Problem. Write out the full set of records below exactly.

Figure collection entries:
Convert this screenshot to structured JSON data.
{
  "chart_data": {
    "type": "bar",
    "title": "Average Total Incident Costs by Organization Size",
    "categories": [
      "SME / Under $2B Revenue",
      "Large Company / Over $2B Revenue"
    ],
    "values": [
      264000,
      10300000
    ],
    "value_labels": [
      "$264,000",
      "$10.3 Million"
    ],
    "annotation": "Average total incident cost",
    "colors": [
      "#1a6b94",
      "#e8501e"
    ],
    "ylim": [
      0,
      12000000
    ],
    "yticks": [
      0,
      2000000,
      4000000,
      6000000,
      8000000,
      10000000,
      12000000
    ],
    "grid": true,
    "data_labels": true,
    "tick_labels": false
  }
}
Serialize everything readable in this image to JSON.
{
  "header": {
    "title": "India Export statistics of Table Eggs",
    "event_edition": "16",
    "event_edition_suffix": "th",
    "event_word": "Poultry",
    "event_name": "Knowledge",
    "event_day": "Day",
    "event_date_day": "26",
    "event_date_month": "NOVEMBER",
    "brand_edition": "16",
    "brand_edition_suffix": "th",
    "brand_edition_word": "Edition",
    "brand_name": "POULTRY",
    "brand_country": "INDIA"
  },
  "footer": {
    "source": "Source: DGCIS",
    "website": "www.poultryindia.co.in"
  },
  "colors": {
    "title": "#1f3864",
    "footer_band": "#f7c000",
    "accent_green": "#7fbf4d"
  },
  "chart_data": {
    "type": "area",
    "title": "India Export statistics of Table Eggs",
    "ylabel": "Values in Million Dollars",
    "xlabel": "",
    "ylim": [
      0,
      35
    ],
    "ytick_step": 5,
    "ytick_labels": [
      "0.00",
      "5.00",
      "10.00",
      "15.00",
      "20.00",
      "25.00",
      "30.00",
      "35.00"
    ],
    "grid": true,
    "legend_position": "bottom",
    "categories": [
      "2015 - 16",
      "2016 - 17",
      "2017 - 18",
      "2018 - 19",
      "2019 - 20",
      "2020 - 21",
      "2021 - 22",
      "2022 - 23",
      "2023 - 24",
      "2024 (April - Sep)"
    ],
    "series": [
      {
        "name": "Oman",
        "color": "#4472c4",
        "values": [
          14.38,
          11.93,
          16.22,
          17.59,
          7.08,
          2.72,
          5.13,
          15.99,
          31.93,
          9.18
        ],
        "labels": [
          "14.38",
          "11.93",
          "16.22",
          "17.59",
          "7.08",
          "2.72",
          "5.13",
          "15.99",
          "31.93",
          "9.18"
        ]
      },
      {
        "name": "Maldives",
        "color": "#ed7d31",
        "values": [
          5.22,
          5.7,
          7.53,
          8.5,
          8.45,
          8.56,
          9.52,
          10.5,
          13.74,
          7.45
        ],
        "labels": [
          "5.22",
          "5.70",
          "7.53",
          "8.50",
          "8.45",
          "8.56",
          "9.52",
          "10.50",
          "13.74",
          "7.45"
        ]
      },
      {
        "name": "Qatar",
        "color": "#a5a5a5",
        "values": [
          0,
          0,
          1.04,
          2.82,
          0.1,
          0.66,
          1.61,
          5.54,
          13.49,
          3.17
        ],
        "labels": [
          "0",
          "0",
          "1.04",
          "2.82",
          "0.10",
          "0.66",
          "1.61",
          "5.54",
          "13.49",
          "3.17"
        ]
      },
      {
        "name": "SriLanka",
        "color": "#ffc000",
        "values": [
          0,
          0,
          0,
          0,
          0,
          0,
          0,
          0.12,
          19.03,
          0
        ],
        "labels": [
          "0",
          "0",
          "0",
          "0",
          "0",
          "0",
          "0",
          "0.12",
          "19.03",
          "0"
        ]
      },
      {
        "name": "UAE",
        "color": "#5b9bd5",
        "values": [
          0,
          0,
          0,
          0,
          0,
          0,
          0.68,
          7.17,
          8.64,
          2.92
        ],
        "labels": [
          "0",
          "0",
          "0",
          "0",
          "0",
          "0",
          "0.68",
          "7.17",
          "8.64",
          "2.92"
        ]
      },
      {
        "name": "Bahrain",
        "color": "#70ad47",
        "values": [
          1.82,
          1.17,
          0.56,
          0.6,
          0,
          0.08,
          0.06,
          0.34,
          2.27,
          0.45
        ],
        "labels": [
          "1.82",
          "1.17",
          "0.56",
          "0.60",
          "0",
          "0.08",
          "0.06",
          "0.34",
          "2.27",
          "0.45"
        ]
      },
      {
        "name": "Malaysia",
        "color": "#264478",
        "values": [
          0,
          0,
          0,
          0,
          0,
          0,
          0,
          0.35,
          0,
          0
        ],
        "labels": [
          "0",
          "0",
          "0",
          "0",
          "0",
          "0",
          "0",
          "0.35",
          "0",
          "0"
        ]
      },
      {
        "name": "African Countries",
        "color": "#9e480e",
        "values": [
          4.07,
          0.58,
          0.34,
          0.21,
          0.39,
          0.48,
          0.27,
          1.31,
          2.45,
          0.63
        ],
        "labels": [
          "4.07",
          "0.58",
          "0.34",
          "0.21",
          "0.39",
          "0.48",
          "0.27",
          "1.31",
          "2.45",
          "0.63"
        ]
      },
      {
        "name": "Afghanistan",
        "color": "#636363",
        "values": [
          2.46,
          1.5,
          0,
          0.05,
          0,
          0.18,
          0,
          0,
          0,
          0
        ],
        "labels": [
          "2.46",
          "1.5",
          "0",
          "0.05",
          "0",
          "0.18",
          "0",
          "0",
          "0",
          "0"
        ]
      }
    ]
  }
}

Task output.
Convert this screenshot to structured JSON data.
{
  "chart_data": {
    "type": "bar",
    "title": "Average Total Incident Costs by Organization Size",
    "categories": [
      "SME / Under $2B Revenue",
      "Large Company / Over $2B Revenue"
    ],
    "values": [
      264000,
      10300000
    ],
    "value_labels": [
      "$264,000",
      "$10.3 Million"
    ],
    "annotation": "Average total incident cost",
    "colors": [
      "#1a6b94",
      "#e8501e"
    ],
    "ylim": [
      0,
      12000000
    ],
    "yticks": [
      0,
      2000000,
      4000000,
      6000000,
      8000000,
      10000000,
      12000000
    ],
    "grid": true,
    "data_labels": true,
    "tick_labels": false
  }
}
Serialize everything readable in this image to JSON.
{
  "header": {
    "title": "India Export statistics of Table Eggs",
    "event_edition": "16",
    "event_edition_suffix": "th",
    "event_word": "Poultry",
    "event_name": "Knowledge",
    "event_day": "Day",
    "event_date_day": "26",
    "event_date_month": "NOVEMBER",
    "brand_edition": "16",
    "brand_edition_suffix": "th",
    "brand_edition_word": "Edition",
    "brand_name": "POULTRY",
    "brand_country": "INDIA"
  },
  "footer": {
    "source": "Source: DGCIS",
    "website": "www.poultryindia.co.in"
  },
  "colors": {
    "title": "#1f3864",
    "footer_band": "#f7c000",
    "accent_green": "#7fbf4d"
  },
  "chart_data": {
    "type": "area",
    "title": "India Export statistics of Table Eggs",
    "ylabel": "Values in Million Dollars",
    "xlabel": "",
    "ylim": [
      0,
      35
    ],
    "ytick_step": 5,
    "ytick_labels": [
      "0.00",
      "5.00",
      "10.00",
      "15.00",
      "20.00",
      "25.00",
      "30.00",
      "35.00"
    ],
    "grid": true,
    "legend_position": "bottom",
    "categories": [
      "2015 - 16",
      "2016 - 17",
      "2017 - 18",
      "2018 - 19",
      "2019 - 20",
      "2020 - 21",
      "2021 - 22",
      "2022 - 23",
      "2023 - 24",
      "2024 (April - Sep)"
    ],
    "series": [
      {
        "name": "Oman",
        "color": "#4472c4",
        "values": [
          14.38,
          11.93,
          16.22,
          17.59,
          7.08,
          2.72,
          5.13,
          15.99,
          31.93,
          9.18
        ],
        "labels": [
          "14.38",
          "11.93",
          "16.22",
          "17.59",
          "7.08",
          "2.72",
          "5.13",
          "15.99",
          "31.93",
          "9.18"
        ]
      },
      {
        "name": "Maldives",
        "color": "#ed7d31",
        "values": [
          5.22,
          5.7,
          7.53,
          8.5,
          8.45,
          8.56,
          9.52,
          10.5,
          13.74,
          7.45
        ],
        "labels": [
          "5.22",
          "5.70",
          "7.53",
          "8.50",
          "8.45",
          "8.56",
          "9.52",
          "10.50",
          "13.74",
          "7.45"
        ]
      },
      {
        "name": "Qatar",
        "color": "#a5a5a5",
        "values": [
          0,
          0,
          1.04,
          2.82,
          0.1,
          0.66,
          1.61,
          5.54,
          13.49,
          3.17
        ],
        "labels": [
          "0",
          "0",
          "1.04",
          "2.82",
          "0.10",
          "0.66",
          "1.61",
          "5.54",
          "13.49",
          "3.17"
        ]
      },
      {
        "name": "SriLanka",
        "color": "#ffc000",
        "values": [
          0,
          0,
          0,
          0,
          0,
          0,
          0,
          0.12,
          19.03,
          0
        ],
        "labels": [
          "0",
          "0",
          "0",
          "0",
          "0",
          "0",
          "0",
          "0.12",
          "19.03",
          "0"
        ]
      },
      {
        "name": "UAE",
        "color": "#5b9bd5",
        "values": [
          0,
          0,
          0,
          0,
          0,
          0,
          0.68,
          7.17,
          8.64,
          2.92
        ],
        "labels": [
          "0",
          "0",
          "0",
          "0",
          "0",
          "0",
          "0.68",
          "7.17",
          "8.64",
          "2.92"
        ]
      },
      {
        "name": "Bahrain",
        "color": "#70ad47",
        "values": [
          1.82,
          1.17,
          0.56,
          0.6,
          0,
          0.08,
          0.06,
          0.34,
          2.27,
          0.45
        ],
        "labels": [
          "1.82",
          "1.17",
          "0.56",
          "0.60",
          "0",
          "0.08",
          "0.06",
          "0.34",
          "2.27",
          "0.45"
        ]
      },
      {
        "name": "Malaysia",
        "color": "#264478",
        "values": [
          0,
          0,
          0,
          0,
          0,
          0,
          0,
          0.35,
          0,
          0
        ],
        "labels": [
          "0",
          "0",
          "0",
          "0",
          "0",
          "0",
          "0",
          "0.35",
          "0",
          "0"
        ]
      },
      {
        "name": "African Countries",
        "color": "#9e480e",
        "values": [
          4.07,
          0.58,
          0.34,
          0.21,
          0.39,
          0.48,
          0.27,
          1.31,
          2.45,
          0.63
        ],
        "labels": [
          "4.07",
          "0.58",
          "0.34",
          "0.21",
          "0.39",
          "0.48",
          "0.27",
          "1.31",
          "2.45",
          "0.63"
        ]
      },
      {
        "name": "Afghanistan",
        "color": "#636363",
        "values": [
          2.46,
          1.5,
          0,
          0.05,
          0,
          0.18,
          0,
          0,
          0,
          0
        ],
        "labels": [
          "2.46",
          "1.5",
          "0",
          "0.05",
          "0",
          "0.18",
          "0",
          "0",
          "0",
          "0"
        ]
      }
    ]
  }
}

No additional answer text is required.